▶ **STATED TASK**: Can you give the records again from their start through the line containing "precip-cell — [514, 54, 534, 74]", changing every "coastline" to "shoreline" and leaving everything else the same?

▶ **GIVEN RECORDS**:

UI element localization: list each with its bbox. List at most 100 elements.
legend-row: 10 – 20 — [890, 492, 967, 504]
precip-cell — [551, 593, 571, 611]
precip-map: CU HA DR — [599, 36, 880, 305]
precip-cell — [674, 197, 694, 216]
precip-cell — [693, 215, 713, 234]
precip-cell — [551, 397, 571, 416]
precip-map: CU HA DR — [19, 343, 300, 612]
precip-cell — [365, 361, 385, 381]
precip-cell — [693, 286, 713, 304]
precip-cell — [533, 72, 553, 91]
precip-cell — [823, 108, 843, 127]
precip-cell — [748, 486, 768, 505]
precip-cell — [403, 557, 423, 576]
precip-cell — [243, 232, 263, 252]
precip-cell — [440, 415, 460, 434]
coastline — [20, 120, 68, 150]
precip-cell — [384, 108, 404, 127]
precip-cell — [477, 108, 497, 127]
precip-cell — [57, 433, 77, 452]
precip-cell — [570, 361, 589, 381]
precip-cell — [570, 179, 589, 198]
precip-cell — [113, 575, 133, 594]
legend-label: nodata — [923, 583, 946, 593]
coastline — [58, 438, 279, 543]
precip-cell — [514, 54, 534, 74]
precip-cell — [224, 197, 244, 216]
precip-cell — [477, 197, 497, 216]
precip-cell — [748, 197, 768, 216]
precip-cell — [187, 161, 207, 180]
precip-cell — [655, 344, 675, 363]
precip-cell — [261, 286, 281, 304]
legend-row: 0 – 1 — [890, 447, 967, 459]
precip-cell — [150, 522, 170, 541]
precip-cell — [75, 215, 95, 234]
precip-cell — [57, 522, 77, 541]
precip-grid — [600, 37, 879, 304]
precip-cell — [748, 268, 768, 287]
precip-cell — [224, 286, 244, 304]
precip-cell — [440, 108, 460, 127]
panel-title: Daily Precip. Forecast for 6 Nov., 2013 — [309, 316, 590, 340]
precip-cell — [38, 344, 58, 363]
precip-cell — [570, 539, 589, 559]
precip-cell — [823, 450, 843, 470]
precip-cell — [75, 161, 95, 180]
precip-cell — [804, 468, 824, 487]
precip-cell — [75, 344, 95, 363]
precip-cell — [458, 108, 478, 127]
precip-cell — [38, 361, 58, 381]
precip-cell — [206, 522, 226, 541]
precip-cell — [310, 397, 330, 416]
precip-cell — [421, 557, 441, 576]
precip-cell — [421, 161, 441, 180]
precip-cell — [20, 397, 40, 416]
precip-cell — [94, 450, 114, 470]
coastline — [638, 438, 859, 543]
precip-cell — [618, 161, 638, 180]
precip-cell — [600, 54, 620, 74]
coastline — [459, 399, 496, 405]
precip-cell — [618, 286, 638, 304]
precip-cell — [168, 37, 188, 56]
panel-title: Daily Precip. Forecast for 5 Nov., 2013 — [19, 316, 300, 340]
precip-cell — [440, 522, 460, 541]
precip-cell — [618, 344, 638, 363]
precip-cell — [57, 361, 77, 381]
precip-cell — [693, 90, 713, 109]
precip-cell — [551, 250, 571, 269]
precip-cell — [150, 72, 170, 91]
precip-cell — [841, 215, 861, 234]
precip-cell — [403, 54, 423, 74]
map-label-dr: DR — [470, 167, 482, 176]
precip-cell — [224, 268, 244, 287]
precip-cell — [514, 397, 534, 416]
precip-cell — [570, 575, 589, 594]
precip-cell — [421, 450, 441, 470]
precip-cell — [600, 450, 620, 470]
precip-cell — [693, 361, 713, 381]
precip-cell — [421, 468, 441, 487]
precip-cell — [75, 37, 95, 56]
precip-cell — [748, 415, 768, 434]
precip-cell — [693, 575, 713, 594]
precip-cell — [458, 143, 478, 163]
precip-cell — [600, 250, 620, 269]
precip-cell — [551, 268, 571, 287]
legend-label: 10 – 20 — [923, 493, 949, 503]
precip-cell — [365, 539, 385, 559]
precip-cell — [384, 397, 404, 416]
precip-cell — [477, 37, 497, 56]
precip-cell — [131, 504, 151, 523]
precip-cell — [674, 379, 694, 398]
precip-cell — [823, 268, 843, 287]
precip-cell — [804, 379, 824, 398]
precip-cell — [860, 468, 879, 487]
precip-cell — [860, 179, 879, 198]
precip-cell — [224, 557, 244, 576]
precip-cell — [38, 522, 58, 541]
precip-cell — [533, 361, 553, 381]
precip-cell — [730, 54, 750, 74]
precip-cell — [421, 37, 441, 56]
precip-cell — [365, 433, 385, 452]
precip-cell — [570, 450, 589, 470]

▶ **SOLUTION TO THIS EXERCISE**:
UI element localization: list each with its bbox. List at most 100 elements.
legend-row: 10 – 20 — [890, 492, 967, 504]
precip-cell — [551, 593, 571, 611]
precip-map: CU HA DR — [599, 36, 880, 305]
precip-cell — [674, 197, 694, 216]
precip-cell — [693, 215, 713, 234]
precip-cell — [551, 397, 571, 416]
precip-map: CU HA DR — [19, 343, 300, 612]
precip-cell — [365, 361, 385, 381]
precip-cell — [693, 286, 713, 304]
precip-cell — [533, 72, 553, 91]
precip-cell — [823, 108, 843, 127]
precip-cell — [748, 486, 768, 505]
precip-cell — [403, 557, 423, 576]
precip-cell — [243, 232, 263, 252]
precip-cell — [440, 415, 460, 434]
shoreline — [20, 120, 68, 150]
precip-cell — [384, 108, 404, 127]
precip-cell — [477, 108, 497, 127]
precip-cell — [57, 433, 77, 452]
precip-cell — [570, 361, 589, 381]
precip-cell — [570, 179, 589, 198]
precip-cell — [113, 575, 133, 594]
legend-label: nodata — [923, 583, 946, 593]
shoreline — [58, 438, 279, 543]
precip-cell — [514, 54, 534, 74]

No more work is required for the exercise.